:: Records shown ::
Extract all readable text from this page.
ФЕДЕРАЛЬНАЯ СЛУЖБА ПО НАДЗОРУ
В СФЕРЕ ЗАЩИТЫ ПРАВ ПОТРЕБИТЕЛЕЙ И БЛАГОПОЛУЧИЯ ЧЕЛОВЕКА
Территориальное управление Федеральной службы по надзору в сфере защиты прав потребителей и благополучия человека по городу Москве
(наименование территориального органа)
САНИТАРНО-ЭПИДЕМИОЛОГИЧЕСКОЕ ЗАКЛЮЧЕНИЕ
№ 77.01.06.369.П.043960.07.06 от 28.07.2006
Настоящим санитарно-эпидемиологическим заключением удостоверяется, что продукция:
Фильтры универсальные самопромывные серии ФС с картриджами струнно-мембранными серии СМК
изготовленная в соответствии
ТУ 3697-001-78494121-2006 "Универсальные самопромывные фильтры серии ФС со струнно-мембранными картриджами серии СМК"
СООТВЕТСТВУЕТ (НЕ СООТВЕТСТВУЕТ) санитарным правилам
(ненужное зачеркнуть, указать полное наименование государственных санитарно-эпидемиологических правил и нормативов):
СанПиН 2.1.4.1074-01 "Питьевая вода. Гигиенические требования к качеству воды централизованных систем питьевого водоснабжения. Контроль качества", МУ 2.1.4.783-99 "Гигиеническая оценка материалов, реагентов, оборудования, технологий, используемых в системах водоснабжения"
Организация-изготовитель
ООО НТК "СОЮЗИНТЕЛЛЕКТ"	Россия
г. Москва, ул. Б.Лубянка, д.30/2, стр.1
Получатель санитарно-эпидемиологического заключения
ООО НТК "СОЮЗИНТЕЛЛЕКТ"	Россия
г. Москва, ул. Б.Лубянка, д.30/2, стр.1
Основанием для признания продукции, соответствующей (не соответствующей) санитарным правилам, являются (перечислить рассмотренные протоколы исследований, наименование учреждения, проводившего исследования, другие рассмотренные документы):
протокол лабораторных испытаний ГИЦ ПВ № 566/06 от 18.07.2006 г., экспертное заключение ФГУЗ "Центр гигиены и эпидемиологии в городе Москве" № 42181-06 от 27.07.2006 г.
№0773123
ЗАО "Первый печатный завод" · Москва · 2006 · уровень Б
:::
* Problem description
Check each line of the records for the word "Москве" and extract those that contain it.

* Exercise result
Территориальное управление Федеральной службы по надзору в сфере защиты прав потребителей и благополучия человека по городу Москве
протокол лабораторных испытаний ГИЦ ПВ № 566/06 от 18.07.2006 г., экспертное заключение ФГУЗ "Центр гигиены и эпидемиологии в городе Москве" № 42181-06 от 27.07.2006 г.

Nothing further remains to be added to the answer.